» Given exercise:
Your task is to print the material below exactly as presented.

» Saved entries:

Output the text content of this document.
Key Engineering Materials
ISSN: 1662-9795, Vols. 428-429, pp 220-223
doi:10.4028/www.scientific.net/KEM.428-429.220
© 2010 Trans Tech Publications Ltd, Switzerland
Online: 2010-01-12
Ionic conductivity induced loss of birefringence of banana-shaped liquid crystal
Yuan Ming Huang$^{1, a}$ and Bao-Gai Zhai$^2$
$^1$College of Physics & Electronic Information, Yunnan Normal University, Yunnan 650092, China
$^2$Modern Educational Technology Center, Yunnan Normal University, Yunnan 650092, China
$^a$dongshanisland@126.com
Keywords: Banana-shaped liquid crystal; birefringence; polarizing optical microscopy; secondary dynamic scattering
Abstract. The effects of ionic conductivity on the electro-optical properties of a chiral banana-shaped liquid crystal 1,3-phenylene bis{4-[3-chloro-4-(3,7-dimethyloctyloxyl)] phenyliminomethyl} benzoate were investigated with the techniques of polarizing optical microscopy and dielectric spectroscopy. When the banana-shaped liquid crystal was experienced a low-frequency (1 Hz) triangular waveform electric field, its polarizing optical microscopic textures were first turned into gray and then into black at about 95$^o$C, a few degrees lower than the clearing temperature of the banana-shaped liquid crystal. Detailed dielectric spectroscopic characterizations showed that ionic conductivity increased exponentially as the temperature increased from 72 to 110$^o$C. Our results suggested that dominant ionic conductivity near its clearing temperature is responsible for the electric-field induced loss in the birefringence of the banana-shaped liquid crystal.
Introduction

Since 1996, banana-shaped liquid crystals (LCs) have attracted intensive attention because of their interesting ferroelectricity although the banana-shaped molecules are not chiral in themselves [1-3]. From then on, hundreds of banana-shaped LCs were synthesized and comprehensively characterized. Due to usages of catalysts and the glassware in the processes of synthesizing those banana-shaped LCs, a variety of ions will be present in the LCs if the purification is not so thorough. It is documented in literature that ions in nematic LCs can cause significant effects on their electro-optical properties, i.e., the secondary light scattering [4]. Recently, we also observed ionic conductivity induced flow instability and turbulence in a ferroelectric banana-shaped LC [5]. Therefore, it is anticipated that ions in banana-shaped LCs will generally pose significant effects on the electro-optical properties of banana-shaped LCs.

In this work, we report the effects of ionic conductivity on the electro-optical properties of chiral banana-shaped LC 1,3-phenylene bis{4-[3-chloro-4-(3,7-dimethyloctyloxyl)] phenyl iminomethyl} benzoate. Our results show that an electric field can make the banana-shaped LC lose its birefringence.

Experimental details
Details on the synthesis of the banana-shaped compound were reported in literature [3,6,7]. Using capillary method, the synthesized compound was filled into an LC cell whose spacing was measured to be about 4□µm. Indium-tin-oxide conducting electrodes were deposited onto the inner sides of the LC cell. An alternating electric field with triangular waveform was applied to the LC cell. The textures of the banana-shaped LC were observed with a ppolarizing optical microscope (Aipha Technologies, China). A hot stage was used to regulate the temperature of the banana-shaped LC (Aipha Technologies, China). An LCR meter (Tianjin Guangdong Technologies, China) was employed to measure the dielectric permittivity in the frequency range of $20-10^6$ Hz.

» In response:
Output the text content of this document.
Key Engineering Materials
ISSN: 1662-9795, Vols. 428-429, pp 220-223
doi:10.4028/www.scientific.net/KEM.428-429.220
© 2010 Trans Tech Publications Ltd, Switzerland
Online: 2010-01-12
Ionic conductivity induced loss of birefringence of banana-shaped liquid crystal
Yuan Ming Huang$^{1, a}$ and Bao-Gai Zhai$^2$
$^1$College of Physics & Electronic Information, Yunnan Normal University, Yunnan 650092, China
$^2$Modern Educational Technology Center, Yunnan Normal University, Yunnan 650092, China
$^a$dongshanisland@126.com
Keywords: Banana-shaped liquid crystal; birefringence; polarizing optical microscopy; secondary dynamic scattering
Abstract. The effects of ionic conductivity on the electro-optical properties of a chiral banana-shaped liquid crystal 1,3-phenylene bis{4-[3-chloro-4-(3,7-dimethyloctyloxyl)] phenyliminomethyl} benzoate were investigated with the techniques of polarizing optical microscopy and dielectric spectroscopy. When the banana-shaped liquid crystal was experienced a low-frequency (1 Hz) triangular waveform electric field, its polarizing optical microscopic textures were first turned into gray and then into black at about 95$^o$C, a few degrees lower than the clearing temperature of the banana-shaped liquid crystal. Detailed dielectric spectroscopic characterizations showed that ionic conductivity increased exponentially as the temperature increased from 72 to 110$^o$C. Our results suggested that dominant ionic conductivity near its clearing temperature is responsible for the electric-field induced loss in the birefringence of the banana-shaped liquid crystal.
Introduction

Since 1996, banana-shaped liquid crystals (LCs) have attracted intensive attention because of their interesting ferroelectricity although the banana-shaped molecules are not chiral in themselves [1-3]. From then on, hundreds of banana-shaped LCs were synthesized and comprehensively characterized. Due to usages of catalysts and the glassware in the processes of synthesizing those banana-shaped LCs, a variety of ions will be present in the LCs if the purification is not so thorough. It is documented in literature that ions in nematic LCs can cause significant effects on their electro-optical properties, i.e., the secondary light scattering [4]. Recently, we also observed ionic conductivity induced flow instability and turbulence in a ferroelectric banana-shaped LC [5]. Therefore, it is anticipated that ions in banana-shaped LCs will generally pose significant effects on the electro-optical properties of banana-shaped LCs.

In this work, we report the effects of ionic conductivity on the electro-optical properties of chiral banana-shaped LC 1,3-phenylene bis{4-[3-chloro-4-(3,7-dimethyloctyloxyl)] phenyl iminomethyl} benzoate. Our results show that an electric field can make the banana-shaped LC lose its birefringence.

Experimental details
Details on the synthesis of the banana-shaped compound were reported in literature [3,6,7]. Using capillary method, the synthesized compound was filled into an LC cell whose spacing was measured to be about 4□µm. Indium-tin-oxide conducting electrodes were deposited onto the inner sides of the LC cell. An alternating electric field with triangular waveform was applied to the LC cell. The textures of the banana-shaped LC were observed with a ppolarizing optical microscope (Aipha Technologies, China). A hot stage was used to regulate the temperature of the banana-shaped LC (Aipha Technologies, China). An LCR meter (Tianjin Guangdong Technologies, China) was employed to measure the dielectric permittivity in the frequency range of $20-10^6$ Hz.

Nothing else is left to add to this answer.